- The problem:
Below are records. Copy every line with "JSON" in it.

===============

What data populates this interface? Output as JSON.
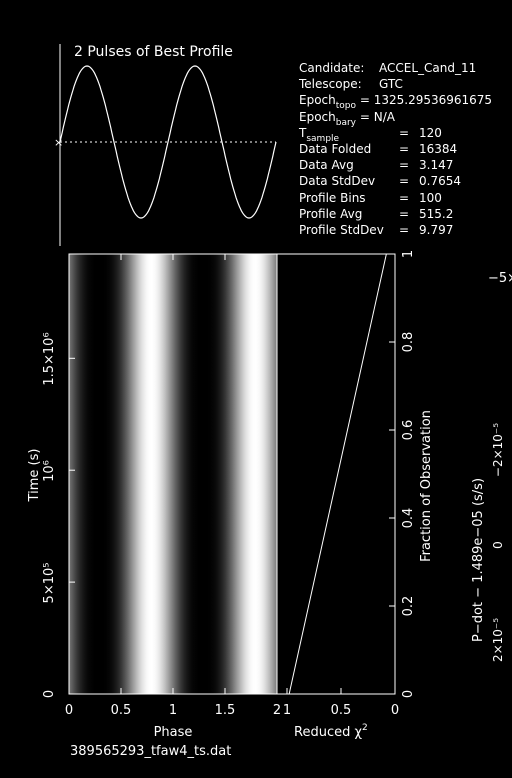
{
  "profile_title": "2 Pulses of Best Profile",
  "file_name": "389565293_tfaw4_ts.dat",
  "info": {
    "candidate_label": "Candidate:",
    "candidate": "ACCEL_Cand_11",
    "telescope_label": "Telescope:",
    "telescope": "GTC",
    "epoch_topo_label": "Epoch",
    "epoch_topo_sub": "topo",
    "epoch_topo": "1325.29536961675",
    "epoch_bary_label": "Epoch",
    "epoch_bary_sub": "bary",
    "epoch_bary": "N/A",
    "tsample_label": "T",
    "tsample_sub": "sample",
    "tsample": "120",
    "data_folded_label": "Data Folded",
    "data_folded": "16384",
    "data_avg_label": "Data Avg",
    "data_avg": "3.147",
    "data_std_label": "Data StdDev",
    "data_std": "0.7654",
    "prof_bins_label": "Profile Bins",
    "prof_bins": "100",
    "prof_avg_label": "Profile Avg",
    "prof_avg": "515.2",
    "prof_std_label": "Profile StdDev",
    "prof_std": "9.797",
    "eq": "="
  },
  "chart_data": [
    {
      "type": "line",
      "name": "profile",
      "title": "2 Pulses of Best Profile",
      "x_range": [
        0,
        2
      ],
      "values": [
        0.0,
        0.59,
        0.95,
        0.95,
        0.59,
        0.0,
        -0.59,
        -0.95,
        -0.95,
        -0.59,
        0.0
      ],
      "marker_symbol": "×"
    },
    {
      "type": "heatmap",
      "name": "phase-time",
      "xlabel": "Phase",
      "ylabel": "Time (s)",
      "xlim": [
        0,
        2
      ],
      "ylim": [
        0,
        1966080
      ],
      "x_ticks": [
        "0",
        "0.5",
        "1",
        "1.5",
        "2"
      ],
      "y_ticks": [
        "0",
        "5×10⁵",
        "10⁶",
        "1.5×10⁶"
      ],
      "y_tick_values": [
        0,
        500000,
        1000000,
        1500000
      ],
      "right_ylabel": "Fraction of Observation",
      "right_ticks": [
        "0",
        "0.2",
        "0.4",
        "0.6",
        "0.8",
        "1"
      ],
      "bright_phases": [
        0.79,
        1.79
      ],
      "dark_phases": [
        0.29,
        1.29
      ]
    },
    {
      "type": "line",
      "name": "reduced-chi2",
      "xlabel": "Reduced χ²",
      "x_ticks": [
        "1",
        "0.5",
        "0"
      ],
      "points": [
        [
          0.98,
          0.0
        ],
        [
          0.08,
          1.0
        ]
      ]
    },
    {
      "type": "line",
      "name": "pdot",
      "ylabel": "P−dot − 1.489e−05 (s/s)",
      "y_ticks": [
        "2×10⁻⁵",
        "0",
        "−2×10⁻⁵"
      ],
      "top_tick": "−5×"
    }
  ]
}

===============

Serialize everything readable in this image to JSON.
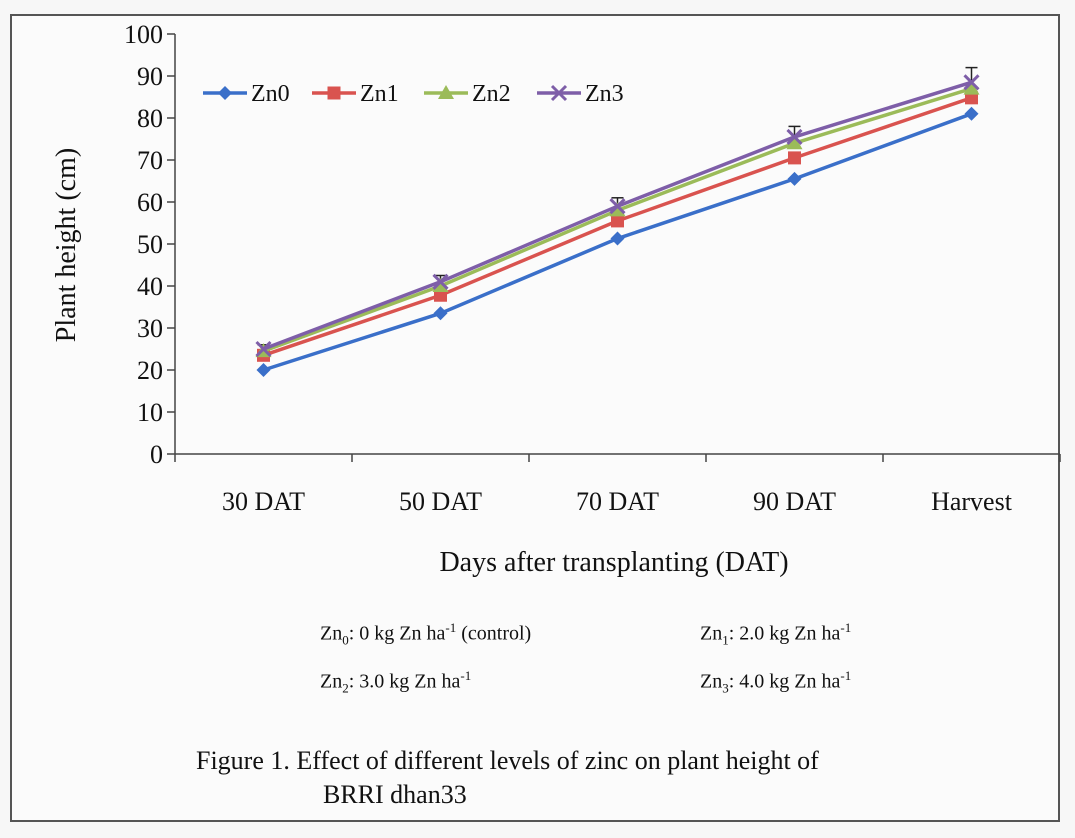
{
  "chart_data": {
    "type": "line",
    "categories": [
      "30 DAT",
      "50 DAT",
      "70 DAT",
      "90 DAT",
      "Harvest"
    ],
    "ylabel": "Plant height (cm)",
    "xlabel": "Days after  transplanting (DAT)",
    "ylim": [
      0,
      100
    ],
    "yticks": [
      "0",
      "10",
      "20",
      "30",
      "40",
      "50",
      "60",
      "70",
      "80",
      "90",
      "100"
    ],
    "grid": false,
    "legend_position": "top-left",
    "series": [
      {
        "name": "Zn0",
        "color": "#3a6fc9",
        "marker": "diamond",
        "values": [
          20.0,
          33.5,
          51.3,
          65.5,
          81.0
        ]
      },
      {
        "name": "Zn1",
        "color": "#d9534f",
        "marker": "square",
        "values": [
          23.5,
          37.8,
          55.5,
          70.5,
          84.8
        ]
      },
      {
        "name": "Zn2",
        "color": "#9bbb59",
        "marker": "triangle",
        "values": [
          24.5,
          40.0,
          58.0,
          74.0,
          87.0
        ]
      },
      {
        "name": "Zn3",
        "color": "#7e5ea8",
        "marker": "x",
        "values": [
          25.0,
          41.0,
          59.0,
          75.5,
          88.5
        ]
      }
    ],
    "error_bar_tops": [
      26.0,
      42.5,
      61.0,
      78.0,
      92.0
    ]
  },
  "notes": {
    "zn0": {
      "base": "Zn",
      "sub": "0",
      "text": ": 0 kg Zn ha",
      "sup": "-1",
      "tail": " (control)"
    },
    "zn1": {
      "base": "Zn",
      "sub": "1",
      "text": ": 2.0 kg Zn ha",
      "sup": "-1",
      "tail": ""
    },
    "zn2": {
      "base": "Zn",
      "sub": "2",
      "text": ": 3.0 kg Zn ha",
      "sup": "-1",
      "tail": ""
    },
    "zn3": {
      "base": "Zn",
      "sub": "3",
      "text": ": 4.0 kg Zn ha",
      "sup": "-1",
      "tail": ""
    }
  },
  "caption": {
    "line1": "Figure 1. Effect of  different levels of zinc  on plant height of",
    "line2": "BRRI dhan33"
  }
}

===============

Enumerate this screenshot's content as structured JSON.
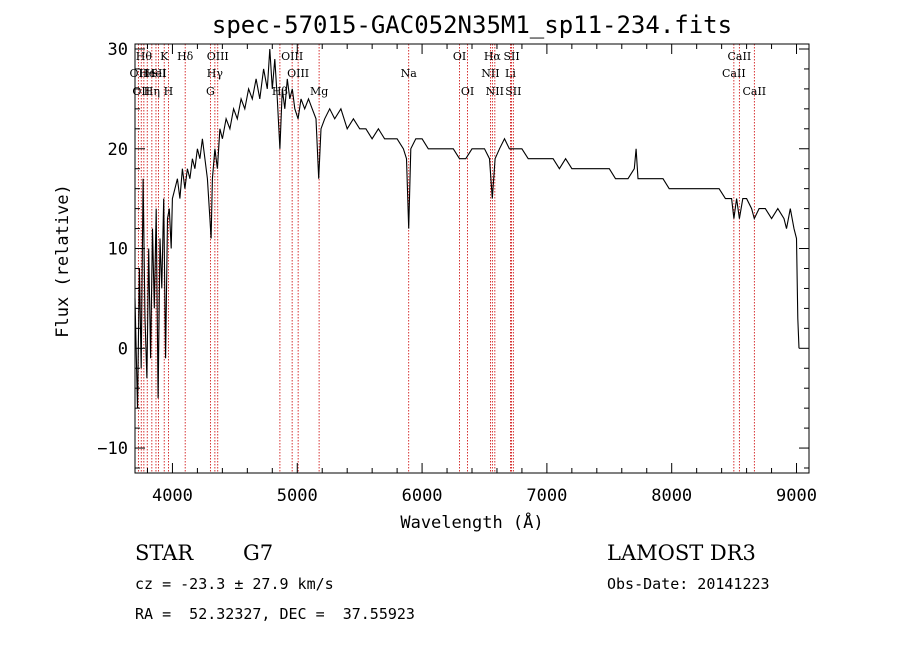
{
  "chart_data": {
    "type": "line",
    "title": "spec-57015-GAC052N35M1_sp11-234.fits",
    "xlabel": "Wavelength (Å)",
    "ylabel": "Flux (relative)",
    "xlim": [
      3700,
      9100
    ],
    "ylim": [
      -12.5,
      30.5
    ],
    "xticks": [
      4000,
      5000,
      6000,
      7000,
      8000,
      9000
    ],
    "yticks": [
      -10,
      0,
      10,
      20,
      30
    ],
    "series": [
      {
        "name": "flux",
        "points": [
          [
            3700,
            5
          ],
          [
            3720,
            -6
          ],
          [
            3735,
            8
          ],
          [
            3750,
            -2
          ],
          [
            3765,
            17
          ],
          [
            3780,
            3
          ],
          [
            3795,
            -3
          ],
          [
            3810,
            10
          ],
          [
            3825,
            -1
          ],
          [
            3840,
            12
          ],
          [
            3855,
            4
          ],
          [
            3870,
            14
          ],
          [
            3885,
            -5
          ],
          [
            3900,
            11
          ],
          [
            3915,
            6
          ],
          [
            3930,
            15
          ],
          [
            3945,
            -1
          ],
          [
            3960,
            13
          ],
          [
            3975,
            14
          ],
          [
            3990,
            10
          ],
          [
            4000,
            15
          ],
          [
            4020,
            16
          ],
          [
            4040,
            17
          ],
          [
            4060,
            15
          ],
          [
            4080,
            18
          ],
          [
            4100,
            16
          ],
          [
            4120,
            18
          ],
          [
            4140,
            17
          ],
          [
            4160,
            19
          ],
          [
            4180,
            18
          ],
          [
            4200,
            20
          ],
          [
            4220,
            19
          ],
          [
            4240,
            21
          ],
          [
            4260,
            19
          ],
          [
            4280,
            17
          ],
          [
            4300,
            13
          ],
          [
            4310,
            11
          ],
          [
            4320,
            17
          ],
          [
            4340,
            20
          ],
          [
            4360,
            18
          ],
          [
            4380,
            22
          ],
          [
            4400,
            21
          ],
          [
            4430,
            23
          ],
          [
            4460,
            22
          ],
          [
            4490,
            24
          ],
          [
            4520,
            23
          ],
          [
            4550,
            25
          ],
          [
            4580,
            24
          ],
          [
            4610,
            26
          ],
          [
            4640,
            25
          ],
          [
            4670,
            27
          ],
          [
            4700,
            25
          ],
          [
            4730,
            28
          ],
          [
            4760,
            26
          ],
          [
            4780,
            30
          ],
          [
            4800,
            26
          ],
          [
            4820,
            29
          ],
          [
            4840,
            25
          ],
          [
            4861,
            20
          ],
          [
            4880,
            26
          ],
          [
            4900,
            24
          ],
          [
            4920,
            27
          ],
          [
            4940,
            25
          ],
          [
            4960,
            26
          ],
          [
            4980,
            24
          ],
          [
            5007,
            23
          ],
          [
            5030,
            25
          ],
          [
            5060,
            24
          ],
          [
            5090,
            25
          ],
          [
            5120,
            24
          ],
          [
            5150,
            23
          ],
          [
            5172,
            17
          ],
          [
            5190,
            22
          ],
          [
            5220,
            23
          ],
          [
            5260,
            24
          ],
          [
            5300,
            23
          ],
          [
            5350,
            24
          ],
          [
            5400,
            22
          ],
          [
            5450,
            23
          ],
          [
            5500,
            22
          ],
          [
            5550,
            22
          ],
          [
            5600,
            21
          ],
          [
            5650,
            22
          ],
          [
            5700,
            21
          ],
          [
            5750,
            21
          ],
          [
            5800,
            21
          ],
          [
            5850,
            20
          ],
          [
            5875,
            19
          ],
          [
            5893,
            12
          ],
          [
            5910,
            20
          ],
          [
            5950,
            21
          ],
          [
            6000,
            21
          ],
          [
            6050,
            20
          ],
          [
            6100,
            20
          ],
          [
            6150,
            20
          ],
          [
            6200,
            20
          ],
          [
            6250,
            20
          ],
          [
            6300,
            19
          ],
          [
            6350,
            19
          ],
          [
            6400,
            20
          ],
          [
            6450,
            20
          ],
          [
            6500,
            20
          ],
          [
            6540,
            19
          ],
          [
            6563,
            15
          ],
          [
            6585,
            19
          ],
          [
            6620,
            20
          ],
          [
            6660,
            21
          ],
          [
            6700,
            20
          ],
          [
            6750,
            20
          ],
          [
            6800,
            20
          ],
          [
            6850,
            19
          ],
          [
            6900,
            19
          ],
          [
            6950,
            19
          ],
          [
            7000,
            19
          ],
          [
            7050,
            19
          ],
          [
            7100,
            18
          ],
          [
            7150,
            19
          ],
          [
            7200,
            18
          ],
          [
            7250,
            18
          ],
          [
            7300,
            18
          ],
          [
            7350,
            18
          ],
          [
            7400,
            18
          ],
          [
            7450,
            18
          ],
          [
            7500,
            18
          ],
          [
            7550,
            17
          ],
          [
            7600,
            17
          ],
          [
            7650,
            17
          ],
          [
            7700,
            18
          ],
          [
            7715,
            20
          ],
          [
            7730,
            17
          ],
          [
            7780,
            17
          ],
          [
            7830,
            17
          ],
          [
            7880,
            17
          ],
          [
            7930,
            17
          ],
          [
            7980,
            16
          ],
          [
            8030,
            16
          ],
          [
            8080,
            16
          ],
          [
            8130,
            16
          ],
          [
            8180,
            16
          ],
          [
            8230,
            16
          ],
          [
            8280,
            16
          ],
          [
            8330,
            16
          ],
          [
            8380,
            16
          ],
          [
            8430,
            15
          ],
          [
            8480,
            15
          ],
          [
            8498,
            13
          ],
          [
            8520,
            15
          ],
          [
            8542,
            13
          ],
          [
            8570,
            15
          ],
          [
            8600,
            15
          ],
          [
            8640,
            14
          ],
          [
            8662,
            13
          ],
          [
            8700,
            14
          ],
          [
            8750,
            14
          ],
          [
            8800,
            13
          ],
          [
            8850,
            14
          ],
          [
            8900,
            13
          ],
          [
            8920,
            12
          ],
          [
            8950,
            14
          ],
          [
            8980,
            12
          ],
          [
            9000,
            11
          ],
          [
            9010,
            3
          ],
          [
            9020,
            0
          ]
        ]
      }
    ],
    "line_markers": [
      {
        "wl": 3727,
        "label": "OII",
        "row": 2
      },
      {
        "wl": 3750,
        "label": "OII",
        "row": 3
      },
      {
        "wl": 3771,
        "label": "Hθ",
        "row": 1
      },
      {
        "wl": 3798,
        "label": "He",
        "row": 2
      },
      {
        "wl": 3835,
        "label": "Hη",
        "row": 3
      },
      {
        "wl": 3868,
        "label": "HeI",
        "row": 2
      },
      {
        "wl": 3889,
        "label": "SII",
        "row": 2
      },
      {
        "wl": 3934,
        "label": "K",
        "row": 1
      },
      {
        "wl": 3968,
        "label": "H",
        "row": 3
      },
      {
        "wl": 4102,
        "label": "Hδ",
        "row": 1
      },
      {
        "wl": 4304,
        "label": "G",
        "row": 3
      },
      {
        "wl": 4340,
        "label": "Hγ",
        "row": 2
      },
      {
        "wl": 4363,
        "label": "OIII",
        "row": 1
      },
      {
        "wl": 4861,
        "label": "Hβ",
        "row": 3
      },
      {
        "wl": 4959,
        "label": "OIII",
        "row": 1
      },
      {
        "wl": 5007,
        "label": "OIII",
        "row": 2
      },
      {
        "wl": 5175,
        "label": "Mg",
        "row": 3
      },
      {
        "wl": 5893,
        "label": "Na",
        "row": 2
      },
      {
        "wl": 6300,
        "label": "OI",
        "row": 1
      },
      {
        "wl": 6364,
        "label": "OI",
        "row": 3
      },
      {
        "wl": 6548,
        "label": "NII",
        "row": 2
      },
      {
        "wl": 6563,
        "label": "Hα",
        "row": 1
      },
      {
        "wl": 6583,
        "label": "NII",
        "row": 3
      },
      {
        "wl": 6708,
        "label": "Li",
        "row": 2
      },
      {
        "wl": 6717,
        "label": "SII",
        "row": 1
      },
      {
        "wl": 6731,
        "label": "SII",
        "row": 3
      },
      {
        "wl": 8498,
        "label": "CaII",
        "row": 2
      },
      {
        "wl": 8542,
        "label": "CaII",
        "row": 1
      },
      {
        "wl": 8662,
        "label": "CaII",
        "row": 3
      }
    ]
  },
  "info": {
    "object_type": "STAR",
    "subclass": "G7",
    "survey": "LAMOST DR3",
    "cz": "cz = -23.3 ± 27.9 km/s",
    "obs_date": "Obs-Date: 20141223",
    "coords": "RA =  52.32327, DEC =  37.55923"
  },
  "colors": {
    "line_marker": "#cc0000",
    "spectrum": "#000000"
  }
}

===============

- Output:
What data populates this interface? Output as JSON.
Serialize everything readable in this image to JSON.
Enumerate this screenshot's content as structured JSON.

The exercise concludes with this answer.